**Aim of the task**
In the entries below, find every line with "джный" and copy it.

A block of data
+---+
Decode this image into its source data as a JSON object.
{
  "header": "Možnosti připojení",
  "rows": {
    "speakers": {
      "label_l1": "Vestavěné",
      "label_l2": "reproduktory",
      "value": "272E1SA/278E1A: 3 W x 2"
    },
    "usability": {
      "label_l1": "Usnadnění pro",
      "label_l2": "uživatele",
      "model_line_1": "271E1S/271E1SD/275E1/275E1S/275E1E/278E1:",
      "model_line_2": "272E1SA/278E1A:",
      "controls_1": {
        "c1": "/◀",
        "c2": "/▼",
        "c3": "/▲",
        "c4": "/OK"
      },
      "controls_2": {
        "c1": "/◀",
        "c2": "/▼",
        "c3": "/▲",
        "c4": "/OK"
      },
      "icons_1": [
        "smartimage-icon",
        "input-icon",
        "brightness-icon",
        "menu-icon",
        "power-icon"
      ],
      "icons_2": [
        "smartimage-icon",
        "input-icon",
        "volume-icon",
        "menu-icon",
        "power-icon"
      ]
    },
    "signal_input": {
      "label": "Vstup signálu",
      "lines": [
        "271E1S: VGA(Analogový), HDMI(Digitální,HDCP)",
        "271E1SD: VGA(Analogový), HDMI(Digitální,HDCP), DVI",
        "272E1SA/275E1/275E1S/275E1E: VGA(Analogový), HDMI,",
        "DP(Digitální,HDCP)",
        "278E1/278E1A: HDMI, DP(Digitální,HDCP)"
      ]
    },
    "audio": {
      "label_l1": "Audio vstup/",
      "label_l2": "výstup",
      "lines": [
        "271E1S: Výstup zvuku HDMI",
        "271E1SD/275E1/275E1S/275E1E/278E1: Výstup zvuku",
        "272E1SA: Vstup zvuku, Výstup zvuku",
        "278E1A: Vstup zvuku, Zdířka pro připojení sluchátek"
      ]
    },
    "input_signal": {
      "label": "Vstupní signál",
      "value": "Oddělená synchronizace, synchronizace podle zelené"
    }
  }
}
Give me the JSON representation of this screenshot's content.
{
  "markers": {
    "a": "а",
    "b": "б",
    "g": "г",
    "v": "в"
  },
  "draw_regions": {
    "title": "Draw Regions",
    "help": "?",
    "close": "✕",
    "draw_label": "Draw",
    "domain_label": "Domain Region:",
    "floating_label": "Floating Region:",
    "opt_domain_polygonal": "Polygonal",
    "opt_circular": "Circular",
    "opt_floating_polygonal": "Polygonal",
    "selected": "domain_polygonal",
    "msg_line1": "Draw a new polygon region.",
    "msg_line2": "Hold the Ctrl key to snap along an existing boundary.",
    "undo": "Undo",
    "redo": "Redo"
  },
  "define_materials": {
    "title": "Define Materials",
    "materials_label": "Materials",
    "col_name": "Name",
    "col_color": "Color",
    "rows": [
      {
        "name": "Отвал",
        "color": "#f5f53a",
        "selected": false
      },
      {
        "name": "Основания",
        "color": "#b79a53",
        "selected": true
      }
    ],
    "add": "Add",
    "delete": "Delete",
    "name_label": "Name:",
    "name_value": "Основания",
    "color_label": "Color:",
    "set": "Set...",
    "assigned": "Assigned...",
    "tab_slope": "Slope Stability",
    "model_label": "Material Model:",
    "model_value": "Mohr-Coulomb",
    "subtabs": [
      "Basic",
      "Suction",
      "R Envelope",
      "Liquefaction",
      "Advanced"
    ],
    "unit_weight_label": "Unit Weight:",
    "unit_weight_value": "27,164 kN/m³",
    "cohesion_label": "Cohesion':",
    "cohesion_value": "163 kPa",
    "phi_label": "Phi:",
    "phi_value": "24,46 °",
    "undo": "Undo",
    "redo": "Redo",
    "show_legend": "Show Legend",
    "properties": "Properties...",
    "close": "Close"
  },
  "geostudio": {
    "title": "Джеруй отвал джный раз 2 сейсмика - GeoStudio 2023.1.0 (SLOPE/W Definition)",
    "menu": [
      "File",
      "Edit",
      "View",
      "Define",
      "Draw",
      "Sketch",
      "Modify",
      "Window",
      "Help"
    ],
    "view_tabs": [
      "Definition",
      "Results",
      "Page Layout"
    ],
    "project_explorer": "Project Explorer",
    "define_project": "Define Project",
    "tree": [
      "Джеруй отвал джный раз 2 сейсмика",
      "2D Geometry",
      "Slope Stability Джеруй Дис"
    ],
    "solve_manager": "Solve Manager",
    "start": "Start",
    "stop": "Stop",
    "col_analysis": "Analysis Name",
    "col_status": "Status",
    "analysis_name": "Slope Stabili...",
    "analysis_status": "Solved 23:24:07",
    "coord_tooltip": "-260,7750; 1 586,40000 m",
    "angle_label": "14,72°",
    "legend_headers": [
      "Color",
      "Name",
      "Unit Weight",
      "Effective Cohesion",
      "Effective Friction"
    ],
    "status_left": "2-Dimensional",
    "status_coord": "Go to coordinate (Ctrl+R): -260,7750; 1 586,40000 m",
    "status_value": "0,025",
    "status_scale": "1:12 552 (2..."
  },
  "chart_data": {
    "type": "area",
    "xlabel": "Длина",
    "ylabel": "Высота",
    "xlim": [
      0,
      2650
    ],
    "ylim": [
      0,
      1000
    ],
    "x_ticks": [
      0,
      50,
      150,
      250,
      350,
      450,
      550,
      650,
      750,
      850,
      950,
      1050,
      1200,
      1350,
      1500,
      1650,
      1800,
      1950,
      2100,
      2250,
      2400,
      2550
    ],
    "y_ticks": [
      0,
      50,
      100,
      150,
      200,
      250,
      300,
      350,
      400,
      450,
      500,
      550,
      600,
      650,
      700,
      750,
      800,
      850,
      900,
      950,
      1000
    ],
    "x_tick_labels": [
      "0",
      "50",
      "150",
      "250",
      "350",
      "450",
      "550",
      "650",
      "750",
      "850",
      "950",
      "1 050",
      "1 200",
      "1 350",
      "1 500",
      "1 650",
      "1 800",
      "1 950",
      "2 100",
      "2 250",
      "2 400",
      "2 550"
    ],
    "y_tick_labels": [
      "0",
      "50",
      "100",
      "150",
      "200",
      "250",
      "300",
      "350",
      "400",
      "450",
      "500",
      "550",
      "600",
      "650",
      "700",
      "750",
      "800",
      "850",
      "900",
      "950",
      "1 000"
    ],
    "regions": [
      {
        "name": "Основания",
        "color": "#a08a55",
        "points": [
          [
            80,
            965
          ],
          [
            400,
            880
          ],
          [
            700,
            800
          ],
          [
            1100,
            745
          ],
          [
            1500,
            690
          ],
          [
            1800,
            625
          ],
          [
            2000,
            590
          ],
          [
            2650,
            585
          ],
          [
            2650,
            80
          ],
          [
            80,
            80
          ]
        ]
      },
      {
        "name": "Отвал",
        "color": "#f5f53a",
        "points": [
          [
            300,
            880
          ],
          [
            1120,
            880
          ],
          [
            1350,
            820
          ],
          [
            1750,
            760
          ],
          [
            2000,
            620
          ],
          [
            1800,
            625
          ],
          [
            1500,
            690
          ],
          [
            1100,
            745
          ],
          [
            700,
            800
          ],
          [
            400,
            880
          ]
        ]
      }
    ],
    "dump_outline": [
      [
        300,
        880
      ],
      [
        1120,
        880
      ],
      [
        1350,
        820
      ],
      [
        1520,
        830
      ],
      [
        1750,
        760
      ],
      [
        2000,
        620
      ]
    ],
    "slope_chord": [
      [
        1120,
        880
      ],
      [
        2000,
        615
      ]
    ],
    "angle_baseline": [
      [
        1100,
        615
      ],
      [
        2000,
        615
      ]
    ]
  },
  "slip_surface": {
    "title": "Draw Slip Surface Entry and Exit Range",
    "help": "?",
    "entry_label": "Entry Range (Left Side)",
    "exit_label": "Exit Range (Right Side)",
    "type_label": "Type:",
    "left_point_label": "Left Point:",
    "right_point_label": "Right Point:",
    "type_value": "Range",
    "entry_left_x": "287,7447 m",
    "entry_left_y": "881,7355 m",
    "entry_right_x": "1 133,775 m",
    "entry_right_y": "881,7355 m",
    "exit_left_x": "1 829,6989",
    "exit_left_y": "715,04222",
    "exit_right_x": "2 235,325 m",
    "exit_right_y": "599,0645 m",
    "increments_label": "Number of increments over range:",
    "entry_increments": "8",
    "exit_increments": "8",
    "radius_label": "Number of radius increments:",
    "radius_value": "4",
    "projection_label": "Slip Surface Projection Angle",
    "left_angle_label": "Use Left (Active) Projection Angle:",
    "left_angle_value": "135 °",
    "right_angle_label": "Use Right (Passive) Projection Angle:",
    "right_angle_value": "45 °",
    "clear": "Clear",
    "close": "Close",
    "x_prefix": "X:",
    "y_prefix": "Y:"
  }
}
+---+
**The answer**
    "title": "Джеруй отвал джный раз 2 сейсмика - GeoStudio 2023.1.0 (SLOPE/W Definition)",
      "Джеруй отвал джный раз 2 сейсмика",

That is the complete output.